-- start of Exercise input --
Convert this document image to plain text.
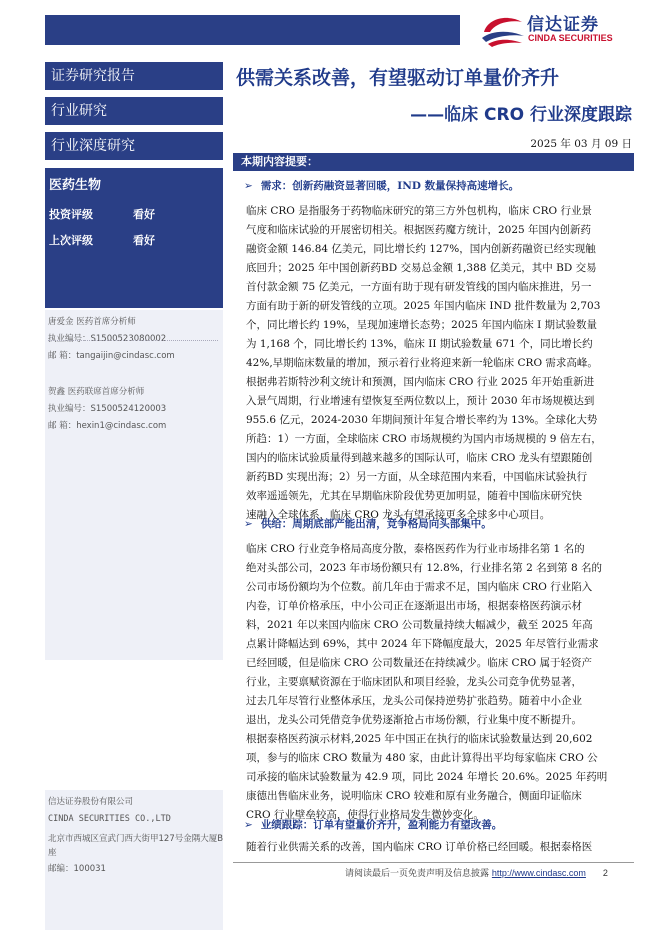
信达证券
CINDA SECURITIES
证券研究报告
行业研究
行业深度研究
医药生物
投资评级	看好
上次评级	看好
唐爱金 医药首席分析师
执业编号：S1500523080002
邮 箱：tangaijin@cindasc.com
贺鑫 医药联席首席分析师
执业编号：S1500524120003
邮 箱：hexin1@cindasc.com
信达证券股份有限公司
CINDA SECURITIES CO.,LTD
北京市西城区宣武门西大街甲127号金隅大厦B
座
邮编：100031
供需关系改善，有望驱动订单量价齐升
——临床 CRO 行业深度跟踪
2025 年 03 月 09 日
本期内容提要：
➢ 需求：创新药融资显著回暖，IND 数量保持高速增长。
临床 CRO 是指服务于药物临床研究的第三方外包机构，临床 CRO 行业景
气度和临床试验的开展密切相关。根据医药魔方统计，2025 年国内创新药
融资金额 146.84 亿美元，同比增长约 127%，国内创新药融资已经实现触
底回升；2025 年中国创新药BD 交易总金额 1,388 亿美元，其中 BD 交易
首付款金额 75 亿美元，一方面有助于现有研发管线的国内临床推进，另一
方面有助于新的研发管线的立项。2025 年国内临床 IND 批件数量为 2,703
个，同比增长约 19%，呈现加速增长态势；2025 年国内临床 I 期试验数量
为 1,168 个，同比增长约 13%，临床 II 期试验数量 671 个，同比增长约
42%,早期临床数量的增加，预示着行业将迎来新一轮临床 CRO 需求高峰。
根据弗若斯特沙利文统计和预测，国内临床 CRO 行业 2025 年开始重新进
入景气周期，行业增速有望恢复至两位数以上，预计 2030 年市场规模达到
955.6 亿元，2024-2030 年期间预计年复合增长率约为 13%。全球化大势
所趋：1）一方面，全球临床 CRO 市场规模约为国内市场规模的 9 倍左右，
国内的临床试验质量得到越来越多的国际认可，临床 CRO 龙头有望跟随创
新药BD 实现出海；2）另一方面，从全球范围内来看，中国临床试验执行
效率遥遥领先，尤其在早期临床阶段优势更加明显，随着中国临床研究快
速融入全球体系，临床 CRO 龙头有望承接更多全球多中心项目。
➢ 供给：周期底部产能出清，竞争格局向头部集中。
临床 CRO 行业竞争格局高度分散，泰格医药作为行业市场排名第 1 名的
绝对头部公司，2023 年市场份额只有 12.8%，行业排名第 2 名到第 8 名的
公司市场份额均为个位数。前几年由于需求不足，国内临床 CRO 行业陷入
内卷，订单价格承压，中小公司正在逐渐退出市场，根据泰格医药演示材
料，2021 年以来国内临床 CRO 公司数量持续大幅减少，截至 2025 年高
点累计降幅达到 69%，其中 2024 年下降幅度最大，2025 年尽管行业需求
已经回暖，但是临床 CRO 公司数量还在持续减少。临床 CRO 属于轻资产
行业，主要禀赋资源在于临床团队和项目经验，龙头公司竞争优势显著，
过去几年尽管行业整体承压，龙头公司保持逆势扩张趋势。随着中小企业
退出，龙头公司凭借竞争优势逐渐抢占市场份额，行业集中度不断提升。
根据泰格医药演示材料,2025 年中国正在执行的临床试验数量达到 20,602
项，参与的临床 CRO 数量为 480 家，由此计算得出平均每家临床 CRO 公
司承接的临床试验数量为 42.9 项，同比 2024 年增长 20.6%。2025 年药明
康德出售临床业务，说明临床 CRO 较难和原有业务融合，侧面印证临床
CRO 行业壁垒较高，使得行业格局发生微妙变化。
➢ 业绩跟踪：订单有望量价齐升，盈利能力有望改善。
随着行业供需关系的改善，国内临床 CRO 订单价格已经回暖。根据泰格医
请阅读最后一页免责声明及信息披露 http://www.cindasc.com 2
-- end of Exercise input --
Select the lines in this material that hold the word "执业编号", leaving none out.

- [The output]
执业编号：S1500523080002
执业编号：S1500524120003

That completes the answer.